— Start —

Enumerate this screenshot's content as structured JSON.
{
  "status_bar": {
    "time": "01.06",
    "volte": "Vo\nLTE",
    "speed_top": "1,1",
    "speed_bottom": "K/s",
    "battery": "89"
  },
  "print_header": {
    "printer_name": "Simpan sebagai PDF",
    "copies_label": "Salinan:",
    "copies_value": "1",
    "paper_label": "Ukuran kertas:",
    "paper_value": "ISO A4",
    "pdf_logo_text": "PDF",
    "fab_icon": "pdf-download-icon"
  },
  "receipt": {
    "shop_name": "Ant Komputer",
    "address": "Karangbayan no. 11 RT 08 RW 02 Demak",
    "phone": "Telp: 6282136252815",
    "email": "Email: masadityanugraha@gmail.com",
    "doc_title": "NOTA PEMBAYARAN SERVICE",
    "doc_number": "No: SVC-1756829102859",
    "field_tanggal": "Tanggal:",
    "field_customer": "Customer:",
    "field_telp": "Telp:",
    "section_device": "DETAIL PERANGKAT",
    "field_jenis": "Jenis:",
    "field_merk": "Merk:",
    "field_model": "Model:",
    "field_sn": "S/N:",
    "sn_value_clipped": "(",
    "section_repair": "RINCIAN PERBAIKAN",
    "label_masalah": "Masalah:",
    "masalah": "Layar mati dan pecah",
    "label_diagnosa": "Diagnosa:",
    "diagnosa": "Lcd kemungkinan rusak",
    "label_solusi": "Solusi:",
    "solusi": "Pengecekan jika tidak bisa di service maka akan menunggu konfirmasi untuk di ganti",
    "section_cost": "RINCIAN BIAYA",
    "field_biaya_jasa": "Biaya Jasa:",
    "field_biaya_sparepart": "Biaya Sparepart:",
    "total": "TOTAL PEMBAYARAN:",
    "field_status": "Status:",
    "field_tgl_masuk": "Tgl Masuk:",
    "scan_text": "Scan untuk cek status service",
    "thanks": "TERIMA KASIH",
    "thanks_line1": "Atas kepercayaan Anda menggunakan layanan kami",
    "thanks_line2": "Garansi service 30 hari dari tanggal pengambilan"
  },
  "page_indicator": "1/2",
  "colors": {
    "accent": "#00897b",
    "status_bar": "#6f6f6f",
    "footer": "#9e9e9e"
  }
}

— End —

### Instructions to follow
Return all of the data exactly as it reads.

### Finished answer
Enumerate this screenshot's content as structured JSON.
{
  "status_bar": {
    "time": "01.06",
    "volte": "Vo\nLTE",
    "speed_top": "1,1",
    "speed_bottom": "K/s",
    "battery": "89"
  },
  "print_header": {
    "printer_name": "Simpan sebagai PDF",
    "copies_label": "Salinan:",
    "copies_value": "1",
    "paper_label": "Ukuran kertas:",
    "paper_value": "ISO A4",
    "pdf_logo_text": "PDF",
    "fab_icon": "pdf-download-icon"
  },
  "receipt": {
    "shop_name": "Ant Komputer",
    "address": "Karangbayan no. 11 RT 08 RW 02 Demak",
    "phone": "Telp: 6282136252815",
    "email": "Email: masadityanugraha@gmail.com",
    "doc_title": "NOTA PEMBAYARAN SERVICE",
    "doc_number": "No: SVC-1756829102859",
    "field_tanggal": "Tanggal:",
    "field_customer": "Customer:",
    "field_telp": "Telp:",
    "section_device": "DETAIL PERANGKAT",
    "field_jenis": "Jenis:",
    "field_merk": "Merk:",
    "field_model": "Model:",
    "field_sn": "S/N:",
    "sn_value_clipped": "(",
    "section_repair": "RINCIAN PERBAIKAN",
    "label_masalah": "Masalah:",
    "masalah": "Layar mati dan pecah",
    "label_diagnosa": "Diagnosa:",
    "diagnosa": "Lcd kemungkinan rusak",
    "label_solusi": "Solusi:",
    "solusi": "Pengecekan jika tidak bisa di service maka akan menunggu konfirmasi untuk di ganti",
    "section_cost": "RINCIAN BIAYA",
    "field_biaya_jasa": "Biaya Jasa:",
    "field_biaya_sparepart": "Biaya Sparepart:",
    "total": "TOTAL PEMBAYARAN:",
    "field_status": "Status:",
    "field_tgl_masuk": "Tgl Masuk:",
    "scan_text": "Scan untuk cek status service",
    "thanks": "TERIMA KASIH",
    "thanks_line1": "Atas kepercayaan Anda menggunakan layanan kami",
    "thanks_line2": "Garansi service 30 hari dari tanggal pengambilan"
  },
  "page_indicator": "1/2",
  "colors": {
    "accent": "#00897b",
    "status_bar": "#6f6f6f",
    "footer": "#9e9e9e"
  }
}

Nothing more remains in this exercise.